>> begin

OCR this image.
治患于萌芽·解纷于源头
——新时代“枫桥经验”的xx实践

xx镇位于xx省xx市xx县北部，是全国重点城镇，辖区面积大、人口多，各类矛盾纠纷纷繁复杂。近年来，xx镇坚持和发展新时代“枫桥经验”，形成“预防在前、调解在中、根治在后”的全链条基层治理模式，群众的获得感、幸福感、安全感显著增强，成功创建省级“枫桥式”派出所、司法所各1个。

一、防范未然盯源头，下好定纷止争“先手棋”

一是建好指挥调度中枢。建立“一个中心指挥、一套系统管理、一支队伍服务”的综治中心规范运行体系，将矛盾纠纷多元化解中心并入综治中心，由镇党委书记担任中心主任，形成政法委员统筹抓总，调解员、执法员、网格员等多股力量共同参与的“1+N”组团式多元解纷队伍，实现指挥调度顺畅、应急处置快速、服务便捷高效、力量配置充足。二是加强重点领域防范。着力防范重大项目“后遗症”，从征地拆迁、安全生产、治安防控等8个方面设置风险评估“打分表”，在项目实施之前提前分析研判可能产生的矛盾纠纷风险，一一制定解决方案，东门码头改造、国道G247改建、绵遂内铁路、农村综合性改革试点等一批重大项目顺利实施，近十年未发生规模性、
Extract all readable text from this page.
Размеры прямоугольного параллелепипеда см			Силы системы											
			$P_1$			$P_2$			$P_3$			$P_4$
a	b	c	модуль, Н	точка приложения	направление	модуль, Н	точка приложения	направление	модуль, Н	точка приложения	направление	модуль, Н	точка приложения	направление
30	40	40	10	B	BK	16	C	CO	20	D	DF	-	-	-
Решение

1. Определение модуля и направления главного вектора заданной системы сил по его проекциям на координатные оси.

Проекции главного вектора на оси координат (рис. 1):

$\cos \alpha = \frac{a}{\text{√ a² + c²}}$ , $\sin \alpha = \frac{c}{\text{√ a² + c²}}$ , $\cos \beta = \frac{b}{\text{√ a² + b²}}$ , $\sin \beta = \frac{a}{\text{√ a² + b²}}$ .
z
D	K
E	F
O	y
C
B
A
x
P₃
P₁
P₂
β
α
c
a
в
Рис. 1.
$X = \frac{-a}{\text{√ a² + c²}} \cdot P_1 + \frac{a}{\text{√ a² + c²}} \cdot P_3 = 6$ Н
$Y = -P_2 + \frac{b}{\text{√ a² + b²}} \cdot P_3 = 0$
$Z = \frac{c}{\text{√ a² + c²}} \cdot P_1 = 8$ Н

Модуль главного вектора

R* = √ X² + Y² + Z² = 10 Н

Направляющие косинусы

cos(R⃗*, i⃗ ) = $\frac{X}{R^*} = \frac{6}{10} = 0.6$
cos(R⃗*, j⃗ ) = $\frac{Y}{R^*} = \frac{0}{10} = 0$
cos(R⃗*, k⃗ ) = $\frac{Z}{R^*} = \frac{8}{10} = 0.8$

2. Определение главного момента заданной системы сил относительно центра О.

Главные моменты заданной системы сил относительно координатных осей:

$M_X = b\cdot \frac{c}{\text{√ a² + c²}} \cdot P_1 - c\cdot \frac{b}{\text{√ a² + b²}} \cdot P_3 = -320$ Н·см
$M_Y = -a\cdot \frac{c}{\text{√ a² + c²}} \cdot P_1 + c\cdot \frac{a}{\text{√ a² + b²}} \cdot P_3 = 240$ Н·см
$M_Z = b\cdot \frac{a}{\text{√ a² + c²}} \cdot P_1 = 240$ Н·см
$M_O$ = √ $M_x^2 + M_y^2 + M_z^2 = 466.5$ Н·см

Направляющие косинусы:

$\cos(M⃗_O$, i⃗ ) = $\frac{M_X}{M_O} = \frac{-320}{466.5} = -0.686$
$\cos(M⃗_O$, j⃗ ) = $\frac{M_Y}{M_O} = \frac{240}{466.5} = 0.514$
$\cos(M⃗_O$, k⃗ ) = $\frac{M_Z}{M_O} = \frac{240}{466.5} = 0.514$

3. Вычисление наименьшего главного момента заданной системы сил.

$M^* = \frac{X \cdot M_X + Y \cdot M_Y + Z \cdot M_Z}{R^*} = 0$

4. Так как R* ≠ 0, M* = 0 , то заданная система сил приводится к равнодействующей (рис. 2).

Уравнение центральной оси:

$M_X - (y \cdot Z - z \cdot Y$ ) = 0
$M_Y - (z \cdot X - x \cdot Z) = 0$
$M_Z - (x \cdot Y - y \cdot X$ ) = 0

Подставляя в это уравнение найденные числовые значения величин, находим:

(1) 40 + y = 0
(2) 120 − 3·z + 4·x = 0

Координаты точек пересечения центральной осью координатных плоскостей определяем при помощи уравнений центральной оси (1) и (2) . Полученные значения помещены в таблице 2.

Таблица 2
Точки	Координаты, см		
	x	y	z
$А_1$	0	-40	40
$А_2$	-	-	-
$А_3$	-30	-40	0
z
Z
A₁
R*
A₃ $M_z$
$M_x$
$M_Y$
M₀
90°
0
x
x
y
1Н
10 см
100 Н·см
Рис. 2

>> end

**Prompt:**
A single figure is required: the number of lines above in which the word "cdot" occurs.

**In response:**
10